Exercise:
All the entries need to be quoted exactly, apart from the pictures, which you should drop.

Available data:
--- Start ---

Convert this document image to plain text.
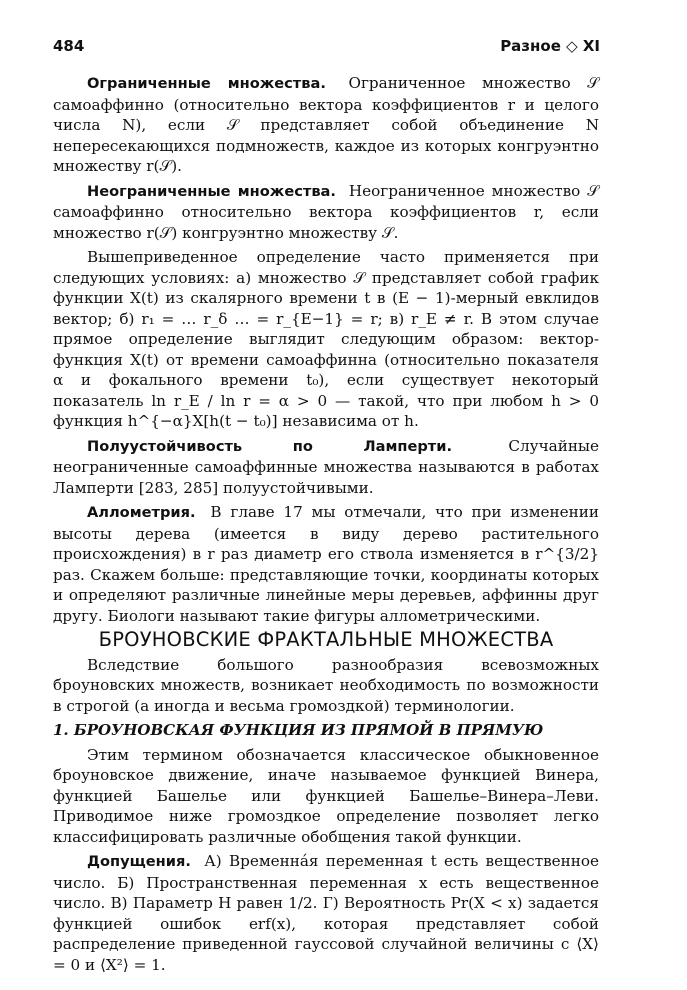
484	Разное ◇ XI

Ограниченные множества. Ограниченное множество 𝒮 самоаффинно (относительно вектора коэффициентов r и целого числа N), если 𝒮 представляет собой объединение N непересекающихся подмножеств, каждое из которых конгруэнтно множеству r(𝒮).

Неограниченные множества. Неограниченное множество 𝒮 самоаффинно относительно вектора коэффициентов r, если множество r(𝒮) конгруэнтно множеству 𝒮.

Вышеприведенное определение часто применяется при следующих условиях: а) множество 𝒮 представляет собой график функции X(t) из скалярного времени t в (E − 1)-мерный евклидов вектор; б) r₁ = … r_δ … = r_{E−1} = r; в) r_E ≠ r. В этом случае прямое определение выглядит следующим образом: вектор-функция X(t) от времени самоаффинна (относительно показателя α и фокального времени t₀), если существует некоторый показатель ln r_E / ln r = α > 0 — такой, что при любом h > 0 функция h^{−α}X[h(t − t₀)] независима от h.

Полуустойчивость по Ламперти.	Случайные неограниченные самоаффинные множества называются в работах Ламперти [283, 285] полуустойчивыми.

Аллометрия. В главе 17 мы отмечали, что при изменении высоты дерева (имеется в виду дерево растительного происхождения) в r раз диаметр его ствола изменяется в r^{3/2} раз. Скажем больше: представляющие точки, координаты которых и определяют различные линейные меры деревьев, аффинны друг другу. Биологи называют такие фигуры аллометрическими.

БРОУНОВСКИЕ ФРАКТАЛЬНЫЕ МНОЖЕСТВА

Вследствие большого разнообразия всевозможных броуновских множеств, возникает необходимость по возможности в строгой (а иногда и весьма громоздкой) терминологии.

1. БРОУНОВСКАЯ ФУНКЦИЯ ИЗ ПРЯМОЙ В ПРЯМУЮ

Этим термином обозначается классическое обыкновенное броуновское движение, иначе называемое функцией Винера, функцией Башелье или функцией Башелье–Винера–Леви. Приводимое ниже громоздкое определение позволяет легко классифицировать различные обобщения такой функции.

Допущения. А) Временна́я переменная t есть вещественное число. Б) Пространственная переменная x есть вещественное число. В) Параметр H равен 1/2. Г) Вероятность Pr(X < x) задается функцией ошибок erf(x), которая представляет собой распределение приведенной гауссовой случайной величины с ⟨X⟩ = 0 и ⟨X²⟩ = 1.
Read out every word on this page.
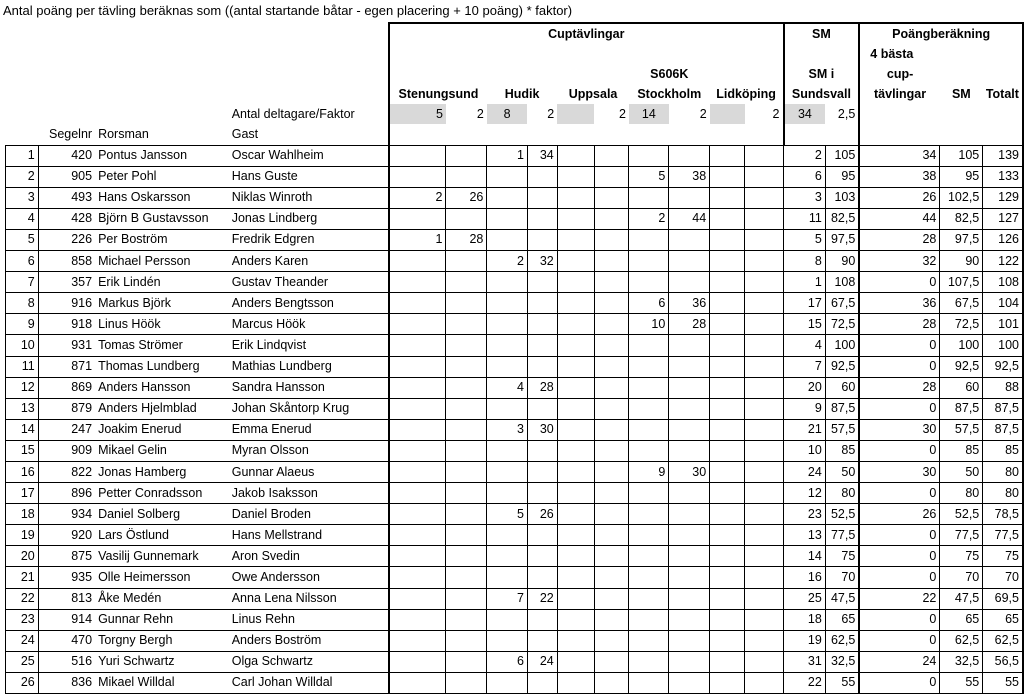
Antal poäng per tävling beräknas som ((antal startande båtar - egen placering + 10 poäng) * faktor)
				Cuptävlingar										SM		Poängberäkning		
																4 bästa		
										S606K				SM i		cup-		
				Stenungsund		Hudik		Uppsala		Stockholm		Lidköping		Sundsvall		tävlingar	SM	Totalt
			Antal deltagare/Faktor	5	2	8	2		2	14	2		2	34	2,5			
	Segelnr	Rorsman	Gast															
1	420	Pontus Jansson	Oscar Wahlheim			1	34							2	105	34	105	139
2	905	Peter Pohl	Hans Guste							5	38			6	95	38	95	133
3	493	Hans Oskarsson	Niklas Winroth	2	26									3	103	26	102,5	129
4	428	Björn B Gustavsson	Jonas Lindberg							2	44			11	82,5	44	82,5	127
5	226	Per Boström	Fredrik Edgren	1	28									5	97,5	28	97,5	126
6	858	Michael Persson	Anders Karen			2	32							8	90	32	90	122
7	357	Erik Lindén	Gustav Theander											1	108	0	107,5	108
8	916	Markus Björk	Anders Bengtsson							6	36			17	67,5	36	67,5	104
9	918	Linus Höök	Marcus Höök							10	28			15	72,5	28	72,5	101
10	931	Tomas Strömer	Erik Lindqvist											4	100	0	100	100
11	871	Thomas Lundberg	Mathias Lundberg											7	92,5	0	92,5	92,5
12	869	Anders Hansson	Sandra Hansson			4	28							20	60	28	60	88
13	879	Anders Hjelmblad	Johan Skåntorp Krug											9	87,5	0	87,5	87,5
14	247	Joakim Enerud	Emma Enerud			3	30							21	57,5	30	57,5	87,5
15	909	Mikael Gelin	Myran Olsson											10	85	0	85	85
16	822	Jonas Hamberg	Gunnar Alaeus							9	30			24	50	30	50	80
17	896	Petter Conradsson	Jakob Isaksson											12	80	0	80	80
18	934	Daniel Solberg	Daniel Broden			5	26							23	52,5	26	52,5	78,5
19	920	Lars Östlund	Hans Mellstrand											13	77,5	0	77,5	77,5
20	875	Vasilij Gunnemark	Aron Svedin											14	75	0	75	75
21	935	Olle Heimersson	Owe Andersson											16	70	0	70	70
22	813	Åke Medén	Anna Lena Nilsson			7	22							25	47,5	22	47,5	69,5
23	914	Gunnar Rehn	Linus Rehn											18	65	0	65	65
24	470	Torgny Bergh	Anders Boström											19	62,5	0	62,5	62,5
25	516	Yuri Schwartz	Olga Schwartz			6	24							31	32,5	24	32,5	56,5
26	836	Mikael Willdal	Carl Johan Willdal											22	55	0	55	55
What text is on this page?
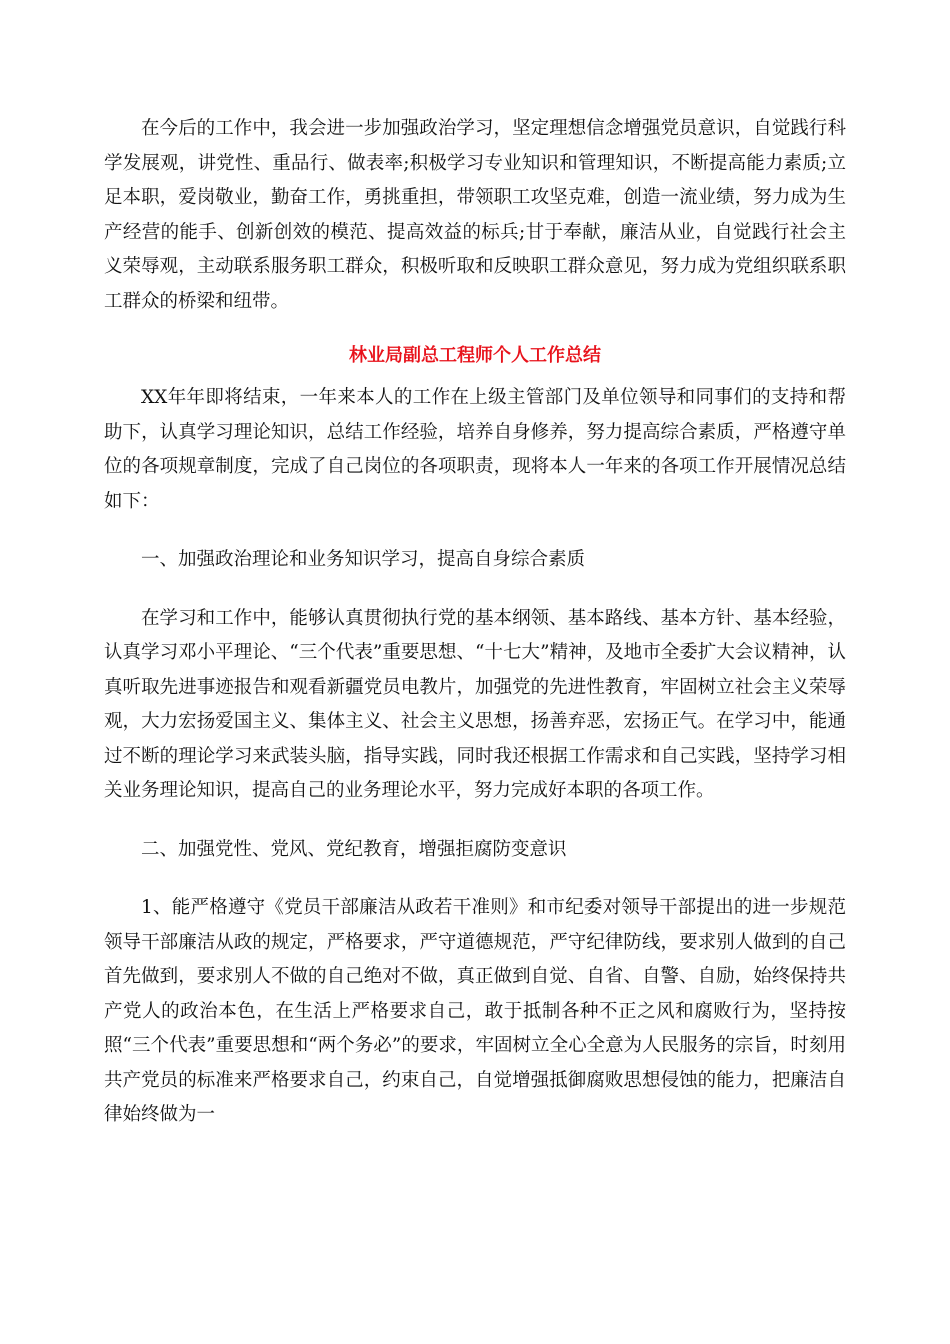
在今后的工作中，我会进一步加强政治学习，坚定理想信念增强党员意识，自觉践行科学发展观，讲党性、重品行、做表率;积极学习专业知识和管理知识，不断提高能力素质;立足本职，爱岗敬业，勤奋工作，勇挑重担，带领职工攻坚克难，创造一流业绩，努力成为生产经营的能手、创新创效的模范、提高效益的标兵;甘于奉献，廉洁从业，自觉践行社会主义荣辱观，主动联系服务职工群众，积极听取和反映职工群众意见，努力成为党组织联系职工群众的桥梁和纽带。

林业局副总工程师个人工作总结

XX年年即将结束，一年来本人的工作在上级主管部门及单位领导和同事们的支持和帮助下，认真学习理论知识，总结工作经验，培养自身修养，努力提高综合素质，严格遵守单位的各项规章制度，完成了自己岗位的各项职责，现将本人一年来的各项工作开展情况总结如下：

一、加强政治理论和业务知识学习，提高自身综合素质

在学习和工作中，能够认真贯彻执行党的基本纲领、基本路线、基本方针、基本经验，认真学习邓小平理论、“三个代表”重要思想、“十七大”精神，及地市全委扩大会议精神，认真听取先进事迹报告和观看新疆党员电教片，加强党的先进性教育，牢固树立社会主义荣辱观，大力宏扬爱国主义、集体主义、社会主义思想，扬善弃恶，宏扬正气。在学习中，能通过不断的理论学习来武装头脑，指导实践，同时我还根据工作需求和自己实践，坚持学习相关业务理论知识，提高自己的业务理论水平，努力完成好本职的各项工作。

二、加强党性、党风、党纪教育，增强拒腐防变意识

1、能严格遵守《党员干部廉洁从政若干准则》和市纪委对领导干部提出的进一步规范领导干部廉洁从政的规定，严格要求，严守道德规范，严守纪律防线，要求别人做到的自己首先做到，要求别人不做的自己绝对不做，真正做到自觉、自省、自警、自励，始终保持共产党人的政治本色，在生活上严格要求自己，敢于抵制各种不正之风和腐败行为，坚持按照“三个代表”重要思想和“两个务必”的要求，牢固树立全心全意为人民服务的宗旨，时刻用共产党员的标准来严格要求自己，约束自己，自觉增强抵御腐败思想侵蚀的能力，把廉洁自律始终做为一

--- End ---

Correct answer:
Convert this document image to plain text.
484	Разное ◇ XI

Ограниченные множества. Ограниченное множество 𝒮 самоаффинно (относительно вектора коэффициентов r и целого числа N), если 𝒮 представляет собой объединение N непересекающихся подмножеств, каждое из которых конгруэнтно множеству r(𝒮).

Неограниченные множества. Неограниченное множество 𝒮 самоаффинно относительно вектора коэффициентов r, если множество r(𝒮) конгруэнтно множеству 𝒮.

Вышеприведенное определение часто применяется при следующих условиях: а) множество 𝒮 представляет собой график функции X(t) из скалярного времени t в (E − 1)-мерный евклидов вектор; б) r₁ = … r_δ … = r_{E−1} = r; в) r_E ≠ r. В этом случае прямое определение выглядит следующим образом: вектор-функция X(t) от времени самоаффинна (относительно показателя α и фокального времени t₀), если существует некоторый показатель ln r_E / ln r = α > 0 — такой, что при любом h > 0 функция h^{−α}X[h(t − t₀)] независима от h.

Полуустойчивость по Ламперти.	Случайные неограниченные самоаффинные множества называются в работах Ламперти [283, 285] полуустойчивыми.

Аллометрия. В главе 17 мы отмечали, что при изменении высоты дерева (имеется в виду дерево растительного происхождения) в r раз диаметр его ствола изменяется в r^{3/2} раз. Скажем больше: представляющие точки, координаты которых и определяют различные линейные меры деревьев, аффинны друг другу. Биологи называют такие фигуры аллометрическими.

БРОУНОВСКИЕ ФРАКТАЛЬНЫЕ МНОЖЕСТВА

Вследствие большого разнообразия всевозможных броуновских множеств, возникает необходимость по возможности в строгой (а иногда и весьма громоздкой) терминологии.

1. БРОУНОВСКАЯ ФУНКЦИЯ ИЗ ПРЯМОЙ В ПРЯМУЮ

Этим термином обозначается классическое обыкновенное броуновское движение, иначе называемое функцией Винера, функцией Башелье или функцией Башелье–Винера–Леви. Приводимое ниже громоздкое определение позволяет легко классифицировать различные обобщения такой функции.

Допущения. А) Временна́я переменная t есть вещественное число. Б) Пространственная переменная x есть вещественное число. В) Параметр H равен 1/2. Г) Вероятность Pr(X < x) задается функцией ошибок erf(x), которая представляет собой распределение приведенной гауссовой случайной величины с ⟨X⟩ = 0 и ⟨X²⟩ = 1.
Read out every word on this page.
Antal poäng per tävling beräknas som ((antal startande båtar - egen placering + 10 poäng) * faktor)
				Cuptävlingar										SM		Poängberäkning		
																4 bästa		
										S606K				SM i		cup-		
				Stenungsund		Hudik		Uppsala		Stockholm		Lidköping		Sundsvall		tävlingar	SM	Totalt
			Antal deltagare/Faktor	5	2	8	2		2	14	2		2	34	2,5			
	Segelnr	Rorsman	Gast															
1	420	Pontus Jansson	Oscar Wahlheim			1	34							2	105	34	105	139
2	905	Peter Pohl	Hans Guste							5	38			6	95	38	95	133
3	493	Hans Oskarsson	Niklas Winroth	2	26									3	103	26	102,5	129
4	428	Björn B Gustavsson	Jonas Lindberg							2	44			11	82,5	44	82,5	127
5	226	Per Boström	Fredrik Edgren	1	28									5	97,5	28	97,5	126
6	858	Michael Persson	Anders Karen			2	32							8	90	32	90	122
7	357	Erik Lindén	Gustav Theander											1	108	0	107,5	108
8	916	Markus Björk	Anders Bengtsson							6	36			17	67,5	36	67,5	104
9	918	Linus Höök	Marcus Höök							10	28			15	72,5	28	72,5	101
10	931	Tomas Strömer	Erik Lindqvist											4	100	0	100	100
11	871	Thomas Lundberg	Mathias Lundberg											7	92,5	0	92,5	92,5
12	869	Anders Hansson	Sandra Hansson			4	28							20	60	28	60	88
13	879	Anders Hjelmblad	Johan Skåntorp Krug											9	87,5	0	87,5	87,5
14	247	Joakim Enerud	Emma Enerud			3	30							21	57,5	30	57,5	87,5
15	909	Mikael Gelin	Myran Olsson											10	85	0	85	85
16	822	Jonas Hamberg	Gunnar Alaeus							9	30			24	50	30	50	80
17	896	Petter Conradsson	Jakob Isaksson											12	80	0	80	80
18	934	Daniel Solberg	Daniel Broden			5	26							23	52,5	26	52,5	78,5
19	920	Lars Östlund	Hans Mellstrand											13	77,5	0	77,5	77,5
20	875	Vasilij Gunnemark	Aron Svedin											14	75	0	75	75
21	935	Olle Heimersson	Owe Andersson											16	70	0	70	70
22	813	Åke Medén	Anna Lena Nilsson			7	22							25	47,5	22	47,5	69,5
23	914	Gunnar Rehn	Linus Rehn											18	65	0	65	65
24	470	Torgny Bergh	Anders Boström											19	62,5	0	62,5	62,5
25	516	Yuri Schwartz	Olga Schwartz			6	24							31	32,5	24	32,5	56,5
26	836	Mikael Willdal	Carl Johan Willdal											22	55	0	55	55
What text is on this page?
在今后的工作中，我会进一步加强政治学习，坚定理想信念增强党员意识，自觉践行科学发展观，讲党性、重品行、做表率;积极学习专业知识和管理知识，不断提高能力素质;立足本职，爱岗敬业，勤奋工作，勇挑重担，带领职工攻坚克难，创造一流业绩，努力成为生产经营的能手、创新创效的模范、提高效益的标兵;甘于奉献，廉洁从业，自觉践行社会主义荣辱观，主动联系服务职工群众，积极听取和反映职工群众意见，努力成为党组织联系职工群众的桥梁和纽带。

林业局副总工程师个人工作总结

XX年年即将结束，一年来本人的工作在上级主管部门及单位领导和同事们的支持和帮助下，认真学习理论知识，总结工作经验，培养自身修养，努力提高综合素质，严格遵守单位的各项规章制度，完成了自己岗位的各项职责，现将本人一年来的各项工作开展情况总结如下：

一、加强政治理论和业务知识学习，提高自身综合素质

在学习和工作中，能够认真贯彻执行党的基本纲领、基本路线、基本方针、基本经验，认真学习邓小平理论、“三个代表”重要思想、“十七大”精神，及地市全委扩大会议精神，认真听取先进事迹报告和观看新疆党员电教片，加强党的先进性教育，牢固树立社会主义荣辱观，大力宏扬爱国主义、集体主义、社会主义思想，扬善弃恶，宏扬正气。在学习中，能通过不断的理论学习来武装头脑，指导实践，同时我还根据工作需求和自己实践，坚持学习相关业务理论知识，提高自己的业务理论水平，努力完成好本职的各项工作。

二、加强党性、党风、党纪教育，增强拒腐防变意识

1、能严格遵守《党员干部廉洁从政若干准则》和市纪委对领导干部提出的进一步规范领导干部廉洁从政的规定，严格要求，严守道德规范，严守纪律防线，要求别人做到的自己首先做到，要求别人不做的自己绝对不做，真正做到自觉、自省、自警、自励，始终保持共产党人的政治本色，在生活上严格要求自己，敢于抵制各种不正之风和腐败行为，坚持按照“三个代表”重要思想和“两个务必”的要求，牢固树立全心全意为人民服务的宗旨，时刻用共产党员的标准来严格要求自己，约束自己，自觉增强抵御腐败思想侵蚀的能力，把廉洁自律始终做为一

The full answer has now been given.